--- Begin ---
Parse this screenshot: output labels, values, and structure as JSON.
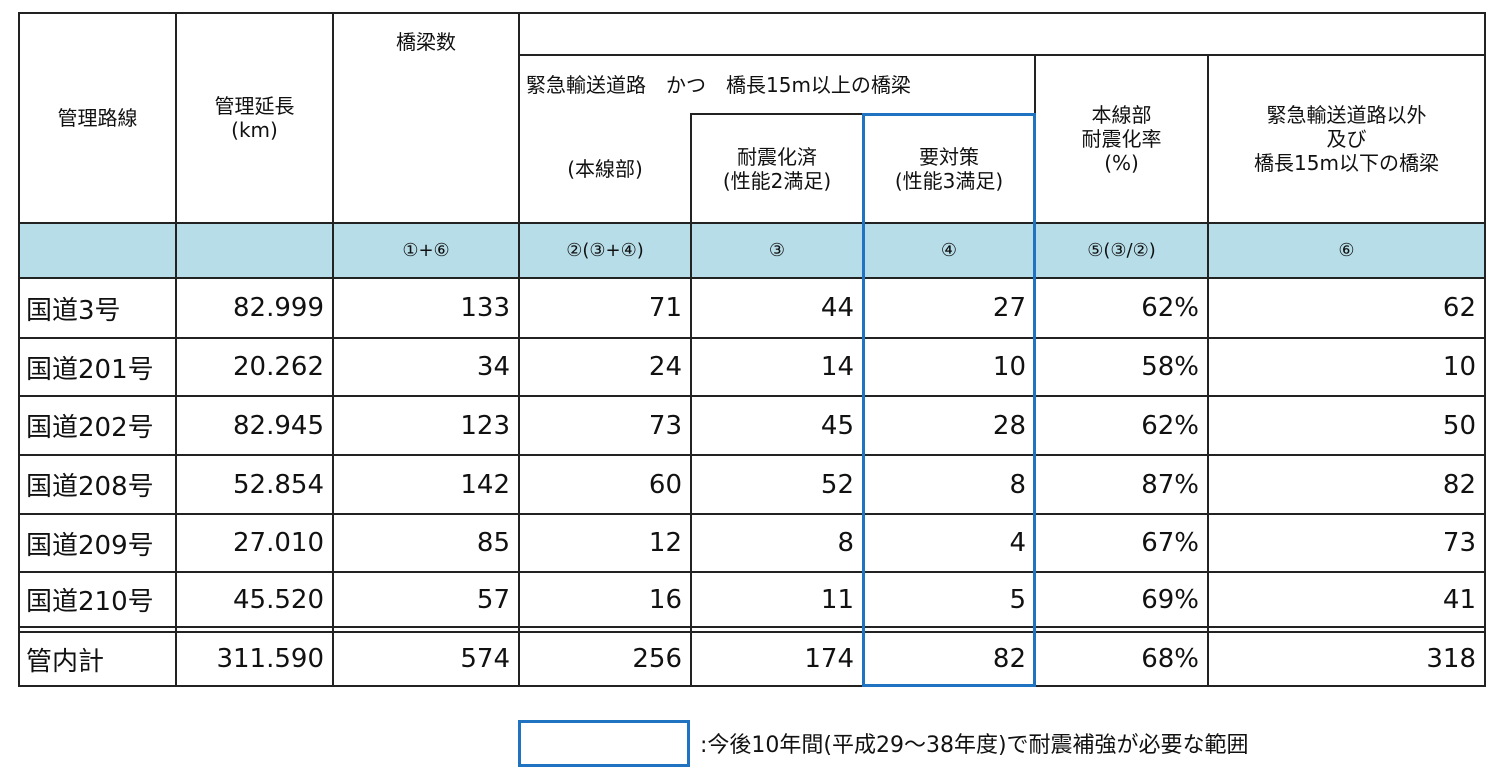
{
  "headers": {
    "route": "管理路線",
    "length_line1": "管理延長",
    "length_line2": "(km)",
    "bridges": "橋梁数",
    "emergency_group": "緊急輸送道路　かつ　橋長15m以上の橋梁",
    "main": "(本線部)",
    "done_line1": "耐震化済",
    "done_line2": "(性能2満足)",
    "needed_line1": "要対策",
    "needed_line2": "(性能3満足)",
    "rate_line1": "本線部",
    "rate_line2": "耐震化率",
    "rate_line3": "(%)",
    "other_line1": "緊急輸送道路以外",
    "other_line2": "及び",
    "other_line3": "橋長15m以下の橋梁"
  },
  "formula_row": [
    "",
    "",
    "①+⑥",
    "②(③+④)",
    "③",
    "④",
    "⑤(③/②)",
    "⑥"
  ],
  "rows": [
    {
      "route": "国道3号",
      "length": "82.999",
      "bridges": "133",
      "main": "71",
      "done": "44",
      "needed": "27",
      "rate": "62%",
      "other": "62"
    },
    {
      "route": "国道201号",
      "length": "20.262",
      "bridges": "34",
      "main": "24",
      "done": "14",
      "needed": "10",
      "rate": "58%",
      "other": "10"
    },
    {
      "route": "国道202号",
      "length": "82.945",
      "bridges": "123",
      "main": "73",
      "done": "45",
      "needed": "28",
      "rate": "62%",
      "other": "50"
    },
    {
      "route": "国道208号",
      "length": "52.854",
      "bridges": "142",
      "main": "60",
      "done": "52",
      "needed": "8",
      "rate": "87%",
      "other": "82"
    },
    {
      "route": "国道209号",
      "length": "27.010",
      "bridges": "85",
      "main": "12",
      "done": "8",
      "needed": "4",
      "rate": "67%",
      "other": "73"
    },
    {
      "route": "国道210号",
      "length": "45.520",
      "bridges": "57",
      "main": "16",
      "done": "11",
      "needed": "5",
      "rate": "69%",
      "other": "41"
    }
  ],
  "total": {
    "route": "管内計",
    "length": "311.590",
    "bridges": "574",
    "main": "256",
    "done": "174",
    "needed": "82",
    "rate": "68%",
    "other": "318"
  },
  "legend": ":今後10年間(平成29〜38年度)で耐震補強が必要な範囲",
  "highlight_color": "#1f73c0",
  "band_color": "#b7dde8"
}
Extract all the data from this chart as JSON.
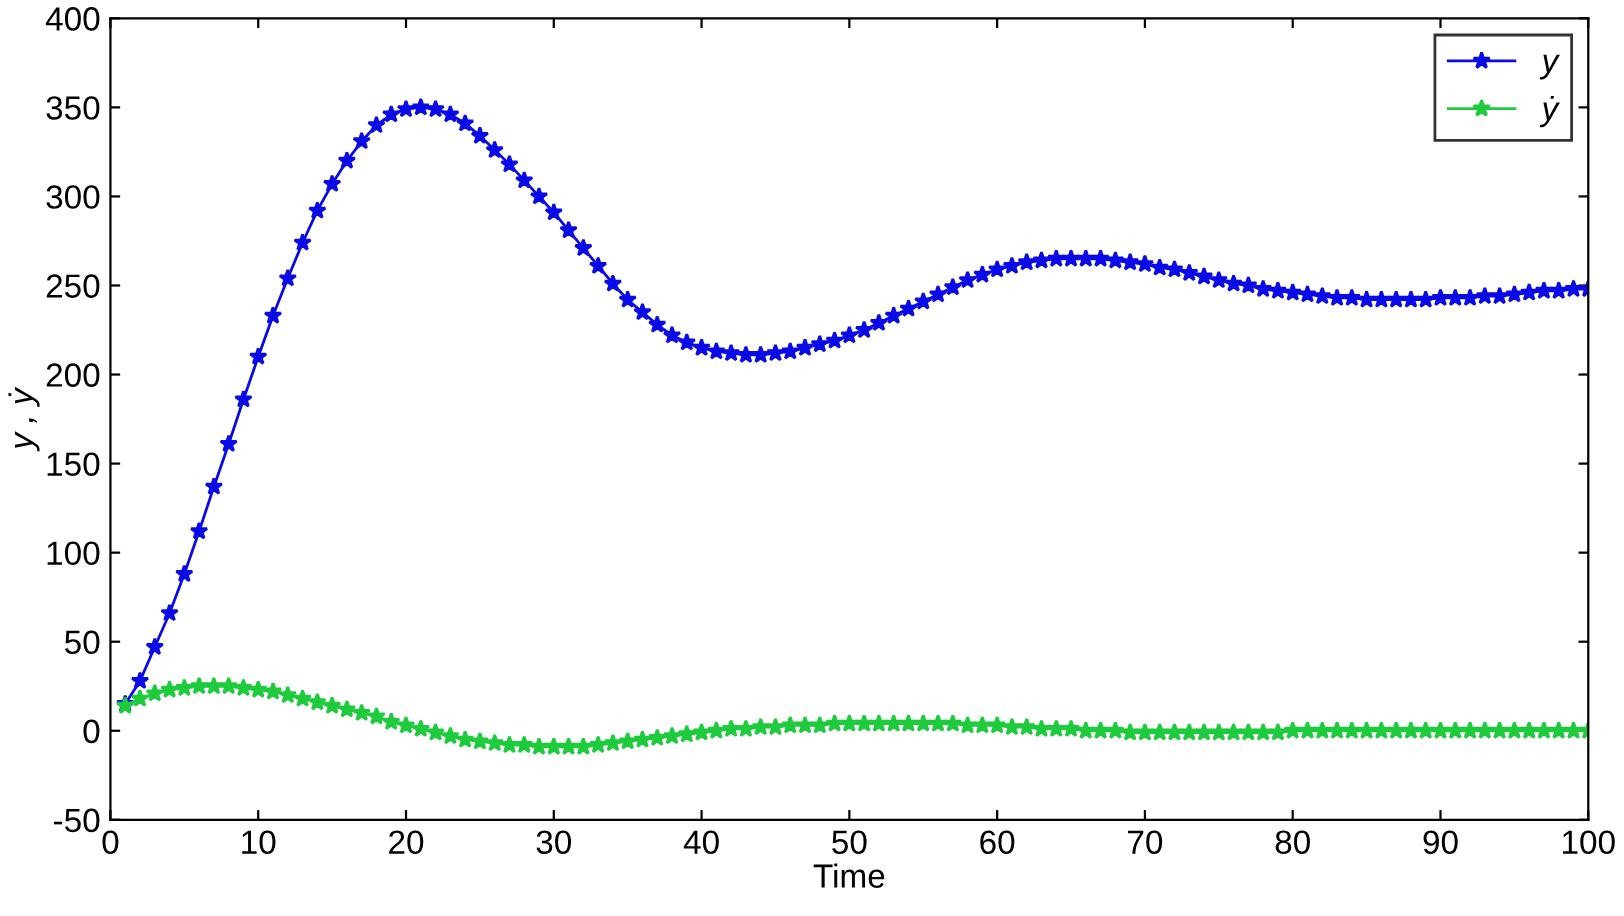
{
  "chart_data": {
    "type": "line",
    "xlabel": "Time",
    "ylabel": "y , ẏ",
    "xlim": [
      0,
      100
    ],
    "xticks": [
      0,
      10,
      20,
      30,
      40,
      50,
      60,
      70,
      80,
      90,
      100
    ],
    "ylim": [
      -50,
      400
    ],
    "yticks": [
      -50,
      0,
      50,
      100,
      150,
      200,
      250,
      300,
      350,
      400
    ],
    "grid": false,
    "legend": "top right",
    "marker": "star",
    "line_style": "solid",
    "x": [
      1,
      2,
      3,
      4,
      5,
      6,
      7,
      8,
      9,
      10,
      11,
      12,
      13,
      14,
      15,
      16,
      17,
      18,
      19,
      20,
      21,
      22,
      23,
      24,
      25,
      26,
      27,
      28,
      29,
      30,
      31,
      32,
      33,
      34,
      35,
      36,
      37,
      38,
      39,
      40,
      41,
      42,
      43,
      44,
      45,
      46,
      47,
      48,
      49,
      50,
      51,
      52,
      53,
      54,
      55,
      56,
      57,
      58,
      59,
      60,
      61,
      62,
      63,
      64,
      65,
      66,
      67,
      68,
      69,
      70,
      71,
      72,
      73,
      74,
      75,
      76,
      77,
      78,
      79,
      80,
      81,
      82,
      83,
      84,
      85,
      86,
      87,
      88,
      89,
      90,
      91,
      92,
      93,
      94,
      95,
      96,
      97,
      98,
      99,
      100
    ],
    "series": [
      {
        "name": "y",
        "color": "#0a0ae6",
        "values": [
          15,
          28,
          47,
          66,
          88,
          112,
          137,
          161,
          186,
          210,
          233,
          254,
          274,
          292,
          307,
          320,
          331,
          340,
          346,
          349,
          350,
          349,
          346,
          341,
          334,
          326,
          318,
          309,
          300,
          291,
          281,
          271,
          261,
          251,
          242,
          235,
          228,
          222,
          218,
          215,
          213,
          212,
          211,
          211,
          212,
          213,
          215,
          217,
          219,
          222,
          225,
          229,
          233,
          237,
          241,
          245,
          249,
          253,
          256,
          259,
          261,
          263,
          264,
          265,
          265,
          265,
          265,
          264,
          263,
          262,
          260,
          259,
          257,
          255,
          253,
          251,
          250,
          248,
          247,
          246,
          245,
          244,
          243,
          243,
          242,
          242,
          242,
          242,
          242,
          243,
          243,
          243,
          244,
          244,
          245,
          246,
          247,
          247,
          248,
          248
        ]
      },
      {
        "name": "ẏ",
        "color": "#1ecb3c",
        "values": [
          14,
          18,
          21,
          23,
          24,
          25,
          25,
          25,
          24,
          23,
          22,
          20,
          18,
          16,
          14,
          12,
          10,
          8,
          5,
          3,
          1,
          -1,
          -3,
          -5,
          -6,
          -7,
          -8,
          -8,
          -9,
          -9,
          -9,
          -9,
          -8,
          -7,
          -6,
          -5,
          -4,
          -3,
          -2,
          -1,
          0,
          1,
          1,
          2,
          2,
          3,
          3,
          3,
          4,
          4,
          4,
          4,
          4,
          4,
          4,
          4,
          4,
          3,
          3,
          3,
          2,
          2,
          1,
          1,
          1,
          0,
          0,
          0,
          -1,
          -1,
          -1,
          -1,
          -1,
          -1,
          -1,
          -1,
          -1,
          -1,
          -1,
          0,
          0,
          0,
          0,
          0,
          0,
          0,
          0,
          0,
          0,
          0,
          0,
          0,
          0,
          0,
          0,
          0,
          0,
          0,
          0,
          0
        ]
      }
    ]
  }
}
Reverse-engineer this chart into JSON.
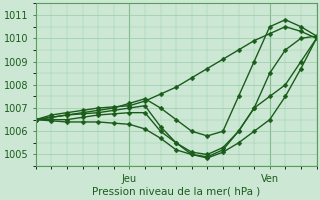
{
  "xlabel": "Pression niveau de la mer( hPa )",
  "ylim": [
    1004.5,
    1011.5
  ],
  "xlim": [
    0,
    54
  ],
  "yticks": [
    1005,
    1006,
    1007,
    1008,
    1009,
    1010,
    1011
  ],
  "xtick_jeu": 18,
  "xtick_ven": 45,
  "bg_color": "#cce8d4",
  "grid_color": "#99cca8",
  "line_color": "#1a5c1a",
  "markersize": 2.5,
  "linewidth": 1.0,
  "series": [
    [
      [
        0,
        1006.5
      ],
      [
        3,
        1006.7
      ],
      [
        6,
        1006.8
      ],
      [
        9,
        1006.9
      ],
      [
        12,
        1007.0
      ],
      [
        15,
        1007.05
      ],
      [
        18,
        1007.1
      ],
      [
        21,
        1007.3
      ],
      [
        24,
        1007.6
      ],
      [
        27,
        1007.9
      ],
      [
        30,
        1008.3
      ],
      [
        33,
        1008.7
      ],
      [
        36,
        1009.1
      ],
      [
        39,
        1009.5
      ],
      [
        42,
        1009.9
      ],
      [
        45,
        1010.2
      ],
      [
        48,
        1010.5
      ],
      [
        51,
        1010.3
      ],
      [
        54,
        1010.0
      ]
    ],
    [
      [
        0,
        1006.5
      ],
      [
        3,
        1006.6
      ],
      [
        6,
        1006.7
      ],
      [
        9,
        1006.8
      ],
      [
        12,
        1006.9
      ],
      [
        15,
        1007.0
      ],
      [
        18,
        1007.2
      ],
      [
        21,
        1007.4
      ],
      [
        24,
        1007.0
      ],
      [
        27,
        1006.5
      ],
      [
        30,
        1006.0
      ],
      [
        33,
        1005.8
      ],
      [
        36,
        1006.0
      ],
      [
        39,
        1007.5
      ],
      [
        42,
        1009.0
      ],
      [
        45,
        1010.5
      ],
      [
        48,
        1010.8
      ],
      [
        51,
        1010.5
      ],
      [
        54,
        1010.1
      ]
    ],
    [
      [
        0,
        1006.5
      ],
      [
        3,
        1006.6
      ],
      [
        6,
        1006.7
      ],
      [
        9,
        1006.75
      ],
      [
        12,
        1006.8
      ],
      [
        15,
        1006.9
      ],
      [
        18,
        1007.0
      ],
      [
        21,
        1007.1
      ],
      [
        24,
        1006.2
      ],
      [
        27,
        1005.5
      ],
      [
        30,
        1005.0
      ],
      [
        33,
        1004.9
      ],
      [
        36,
        1005.2
      ],
      [
        39,
        1006.0
      ],
      [
        42,
        1007.0
      ],
      [
        45,
        1008.5
      ],
      [
        48,
        1009.5
      ],
      [
        51,
        1010.0
      ],
      [
        54,
        1010.1
      ]
    ],
    [
      [
        0,
        1006.5
      ],
      [
        3,
        1006.5
      ],
      [
        6,
        1006.5
      ],
      [
        9,
        1006.6
      ],
      [
        12,
        1006.7
      ],
      [
        15,
        1006.75
      ],
      [
        18,
        1006.8
      ],
      [
        21,
        1006.8
      ],
      [
        24,
        1006.0
      ],
      [
        27,
        1005.5
      ],
      [
        30,
        1005.1
      ],
      [
        33,
        1005.0
      ],
      [
        36,
        1005.3
      ],
      [
        39,
        1006.0
      ],
      [
        42,
        1007.0
      ],
      [
        45,
        1007.5
      ],
      [
        48,
        1008.0
      ],
      [
        51,
        1009.0
      ],
      [
        54,
        1010.0
      ]
    ],
    [
      [
        0,
        1006.5
      ],
      [
        3,
        1006.45
      ],
      [
        6,
        1006.4
      ],
      [
        9,
        1006.4
      ],
      [
        12,
        1006.4
      ],
      [
        15,
        1006.35
      ],
      [
        18,
        1006.3
      ],
      [
        21,
        1006.1
      ],
      [
        24,
        1005.7
      ],
      [
        27,
        1005.2
      ],
      [
        30,
        1005.0
      ],
      [
        33,
        1004.85
      ],
      [
        36,
        1005.1
      ],
      [
        39,
        1005.5
      ],
      [
        42,
        1006.0
      ],
      [
        45,
        1006.5
      ],
      [
        48,
        1007.5
      ],
      [
        51,
        1008.7
      ],
      [
        54,
        1010.0
      ]
    ]
  ]
}
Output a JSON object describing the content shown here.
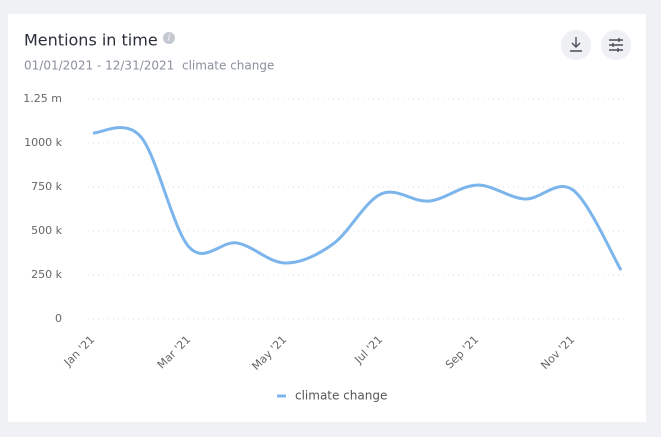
{
  "chart_data": {
    "type": "line",
    "title": "Mentions in time",
    "subtitle": "01/01/2021 - 12/31/2021",
    "query": "climate change",
    "categories": [
      "Jan '21",
      null,
      "Mar '21",
      null,
      "May '21",
      null,
      "Jul '21",
      null,
      "Sep '21",
      null,
      "Nov '21",
      null
    ],
    "series": [
      {
        "name": "climate change",
        "color": "#7cb5ec",
        "values": [
          1057000,
          1034000,
          409000,
          432000,
          318000,
          426000,
          710000,
          670000,
          761000,
          682000,
          733000,
          278000
        ]
      }
    ],
    "ylim": [
      0,
      1250000
    ],
    "yticks": [
      0,
      {
        "value": 250000,
        "label": "250 k"
      },
      {
        "value": 500000,
        "label": "500 k"
      },
      {
        "value": 750000,
        "label": "750 k"
      },
      {
        "value": 1000000,
        "label": "1000 k"
      },
      {
        "value": 1250000,
        "label": "1.25 m"
      }
    ],
    "grid": true,
    "legend": "bottom"
  }
}
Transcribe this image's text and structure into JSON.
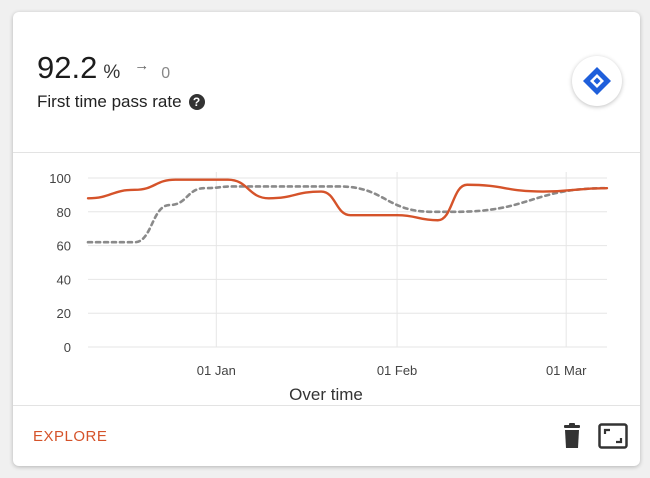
{
  "kpi": {
    "value": "92.2",
    "unit": "%",
    "trend_arrow": "→",
    "trend_value": "0",
    "label": "First time pass rate",
    "help_icon": "help-icon",
    "help_glyph": "?"
  },
  "logo_icon": "jira-diamond-icon",
  "colors": {
    "accent": "#d5532a",
    "series_actual": "#d5532a",
    "series_baseline": "#8a8a8a",
    "logo": "#1f5fdb"
  },
  "footer": {
    "explore_label": "EXPLORE",
    "delete_icon": "trash-icon",
    "expand_icon": "expand-icon"
  },
  "chart_data": {
    "type": "line",
    "xlabel": "Over time",
    "ylabel": "",
    "ylim": [
      0,
      100
    ],
    "yticks": [
      0,
      20,
      40,
      60,
      80,
      100
    ],
    "grid": true,
    "x_tick_labels": [
      {
        "label": "01 Jan",
        "date": "2024-01-01"
      },
      {
        "label": "01 Feb",
        "date": "2024-02-01"
      },
      {
        "label": "01 Mar",
        "date": "2024-03-01"
      }
    ],
    "series": [
      {
        "style": "solid",
        "points": [
          {
            "date": "2023-12-10",
            "value": 88
          },
          {
            "date": "2023-12-18",
            "value": 93
          },
          {
            "date": "2023-12-25",
            "value": 99
          },
          {
            "date": "2024-01-03",
            "value": 99
          },
          {
            "date": "2024-01-10",
            "value": 88
          },
          {
            "date": "2024-01-19",
            "value": 92
          },
          {
            "date": "2024-01-24",
            "value": 78
          },
          {
            "date": "2024-02-01",
            "value": 78
          },
          {
            "date": "2024-02-08",
            "value": 75
          },
          {
            "date": "2024-02-13",
            "value": 96
          },
          {
            "date": "2024-02-26",
            "value": 92
          },
          {
            "date": "2024-03-08",
            "value": 94
          }
        ]
      },
      {
        "style": "dashed",
        "points": [
          {
            "date": "2023-12-10",
            "value": 62
          },
          {
            "date": "2023-12-18",
            "value": 62
          },
          {
            "date": "2023-12-24",
            "value": 84
          },
          {
            "date": "2023-12-30",
            "value": 94
          },
          {
            "date": "2024-01-04",
            "value": 95
          },
          {
            "date": "2024-01-22",
            "value": 95
          },
          {
            "date": "2024-02-07",
            "value": 80
          },
          {
            "date": "2024-02-11",
            "value": 80
          },
          {
            "date": "2024-03-08",
            "value": 94
          }
        ]
      }
    ]
  }
}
--- End ---
# [TO DO]
For this exercise, gather every line of the data that contains the word "climate".

# [REPLY TO THE EXERCISE]
    "query": "climate change",
        "name": "climate change",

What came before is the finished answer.